▶ **Request**:
Go through the entries and transcribe each one exactly, dropping the pictures.

▶ **Records contained in a dataset**:
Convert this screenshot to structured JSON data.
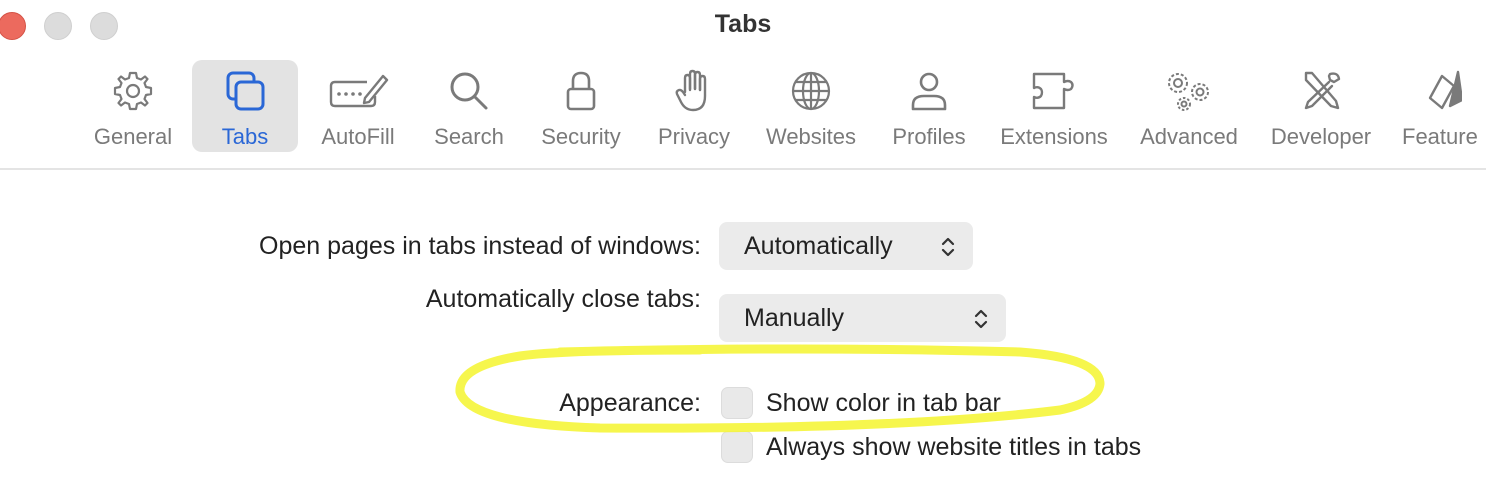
{
  "window": {
    "title": "Tabs",
    "traffic_lights": [
      "close",
      "minimize",
      "zoom"
    ],
    "colors": {
      "close": "#ec6a5e",
      "inactive": "#dcdcdc"
    }
  },
  "toolbar": {
    "selected": "Tabs",
    "accent_color": "#2a67d6",
    "items": [
      {
        "label": "General",
        "icon": "gear-icon"
      },
      {
        "label": "Tabs",
        "icon": "tabs-icon"
      },
      {
        "label": "AutoFill",
        "icon": "autofill-icon"
      },
      {
        "label": "Search",
        "icon": "magnifier-icon"
      },
      {
        "label": "Security",
        "icon": "lock-icon"
      },
      {
        "label": "Privacy",
        "icon": "hand-icon"
      },
      {
        "label": "Websites",
        "icon": "globe-icon"
      },
      {
        "label": "Profiles",
        "icon": "person-icon"
      },
      {
        "label": "Extensions",
        "icon": "puzzle-icon"
      },
      {
        "label": "Advanced",
        "icon": "gears-icon"
      },
      {
        "label": "Developer",
        "icon": "tools-icon"
      },
      {
        "label": "Feature",
        "icon": "flags-icon"
      }
    ]
  },
  "settings": {
    "open_pages": {
      "label": "Open pages in tabs instead of windows:",
      "value": "Automatically"
    },
    "auto_close": {
      "label": "Automatically close tabs:",
      "value": "Manually"
    },
    "appearance": {
      "label": "Appearance:",
      "options": [
        {
          "label": "Show color in tab bar",
          "checked": false
        },
        {
          "label": "Always show website titles in tabs",
          "checked": false
        }
      ]
    }
  },
  "annotation": {
    "shape": "freehand-ellipse",
    "color": "#f5f53a"
  }
}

▶ **Final result**:
Convert this screenshot to structured JSON data.
{
  "window": {
    "title": "Tabs",
    "traffic_lights": [
      "close",
      "minimize",
      "zoom"
    ],
    "colors": {
      "close": "#ec6a5e",
      "inactive": "#dcdcdc"
    }
  },
  "toolbar": {
    "selected": "Tabs",
    "accent_color": "#2a67d6",
    "items": [
      {
        "label": "General",
        "icon": "gear-icon"
      },
      {
        "label": "Tabs",
        "icon": "tabs-icon"
      },
      {
        "label": "AutoFill",
        "icon": "autofill-icon"
      },
      {
        "label": "Search",
        "icon": "magnifier-icon"
      },
      {
        "label": "Security",
        "icon": "lock-icon"
      },
      {
        "label": "Privacy",
        "icon": "hand-icon"
      },
      {
        "label": "Websites",
        "icon": "globe-icon"
      },
      {
        "label": "Profiles",
        "icon": "person-icon"
      },
      {
        "label": "Extensions",
        "icon": "puzzle-icon"
      },
      {
        "label": "Advanced",
        "icon": "gears-icon"
      },
      {
        "label": "Developer",
        "icon": "tools-icon"
      },
      {
        "label": "Feature",
        "icon": "flags-icon"
      }
    ]
  },
  "settings": {
    "open_pages": {
      "label": "Open pages in tabs instead of windows:",
      "value": "Automatically"
    },
    "auto_close": {
      "label": "Automatically close tabs:",
      "value": "Manually"
    },
    "appearance": {
      "label": "Appearance:",
      "options": [
        {
          "label": "Show color in tab bar",
          "checked": false
        },
        {
          "label": "Always show website titles in tabs",
          "checked": false
        }
      ]
    }
  },
  "annotation": {
    "shape": "freehand-ellipse",
    "color": "#f5f53a"
  }
}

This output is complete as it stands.